- TO DO: Exactly repeat the material, dropping every picture from the copy.

>> Begin INFORMATION GIVEN

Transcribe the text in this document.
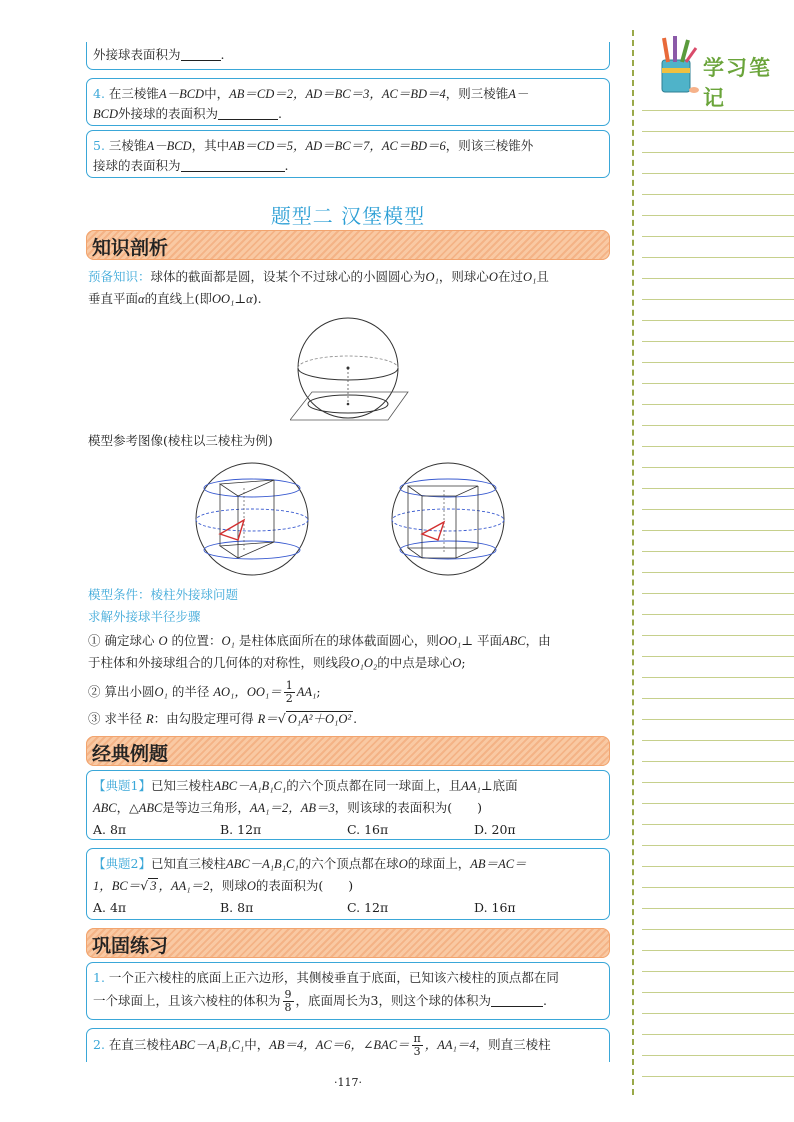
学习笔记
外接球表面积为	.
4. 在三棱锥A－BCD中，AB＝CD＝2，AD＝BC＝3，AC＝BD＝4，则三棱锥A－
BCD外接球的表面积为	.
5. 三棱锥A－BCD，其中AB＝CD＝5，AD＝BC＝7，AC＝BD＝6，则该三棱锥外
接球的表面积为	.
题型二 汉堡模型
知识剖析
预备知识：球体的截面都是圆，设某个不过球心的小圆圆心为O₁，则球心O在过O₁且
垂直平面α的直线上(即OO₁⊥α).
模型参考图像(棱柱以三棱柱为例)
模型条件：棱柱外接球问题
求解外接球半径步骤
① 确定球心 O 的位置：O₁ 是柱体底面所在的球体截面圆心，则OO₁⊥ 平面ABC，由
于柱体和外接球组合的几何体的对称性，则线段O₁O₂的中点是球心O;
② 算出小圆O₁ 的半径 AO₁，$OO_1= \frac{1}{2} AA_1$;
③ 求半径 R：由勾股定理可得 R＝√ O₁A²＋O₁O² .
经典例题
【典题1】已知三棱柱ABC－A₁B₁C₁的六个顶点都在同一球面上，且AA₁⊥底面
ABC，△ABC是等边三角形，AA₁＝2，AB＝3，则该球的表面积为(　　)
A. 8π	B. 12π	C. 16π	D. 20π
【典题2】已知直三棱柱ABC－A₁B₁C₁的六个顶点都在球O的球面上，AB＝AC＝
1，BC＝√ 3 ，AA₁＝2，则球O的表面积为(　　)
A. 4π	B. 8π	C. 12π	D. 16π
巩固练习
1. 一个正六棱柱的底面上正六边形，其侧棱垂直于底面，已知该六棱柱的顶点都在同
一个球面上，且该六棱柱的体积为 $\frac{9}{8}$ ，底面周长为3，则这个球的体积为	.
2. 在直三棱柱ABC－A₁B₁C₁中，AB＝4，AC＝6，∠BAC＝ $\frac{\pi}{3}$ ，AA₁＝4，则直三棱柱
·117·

>> End INFORMATION GIVEN

- RESPONSE BELOW:
Transcribe the text in this document.
学习笔记
外接球表面积为	.
4. 在三棱锥A－BCD中，AB＝CD＝2，AD＝BC＝3，AC＝BD＝4，则三棱锥A－
BCD外接球的表面积为	.
5. 三棱锥A－BCD，其中AB＝CD＝5，AD＝BC＝7，AC＝BD＝6，则该三棱锥外
接球的表面积为	.
题型二 汉堡模型
知识剖析
预备知识：球体的截面都是圆，设某个不过球心的小圆圆心为O₁，则球心O在过O₁且
垂直平面α的直线上(即OO₁⊥α).
模型参考图像(棱柱以三棱柱为例)
模型条件：棱柱外接球问题
求解外接球半径步骤
① 确定球心 O 的位置：O₁ 是柱体底面所在的球体截面圆心，则OO₁⊥ 平面ABC，由
于柱体和外接球组合的几何体的对称性，则线段O₁O₂的中点是球心O;
② 算出小圆O₁ 的半径 AO₁，$OO_1= \frac{1}{2} AA_1$;
③ 求半径 R：由勾股定理可得 R＝√ O₁A²＋O₁O² .
经典例题
【典题1】已知三棱柱ABC－A₁B₁C₁的六个顶点都在同一球面上，且AA₁⊥底面
ABC，△ABC是等边三角形，AA₁＝2，AB＝3，则该球的表面积为(　　)
A. 8π	B. 12π	C. 16π	D. 20π
【典题2】已知直三棱柱ABC－A₁B₁C₁的六个顶点都在球O的球面上，AB＝AC＝
1，BC＝√ 3 ，AA₁＝2，则球O的表面积为(　　)
A. 4π	B. 8π	C. 12π	D. 16π
巩固练习
1. 一个正六棱柱的底面上正六边形，其侧棱垂直于底面，已知该六棱柱的顶点都在同
一个球面上，且该六棱柱的体积为 $\frac{9}{8}$ ，底面周长为3，则这个球的体积为	.
2. 在直三棱柱ABC－A₁B₁C₁中，AB＝4，AC＝6，∠BAC＝ $\frac{\pi}{3}$ ，AA₁＝4，则直三棱柱
·117·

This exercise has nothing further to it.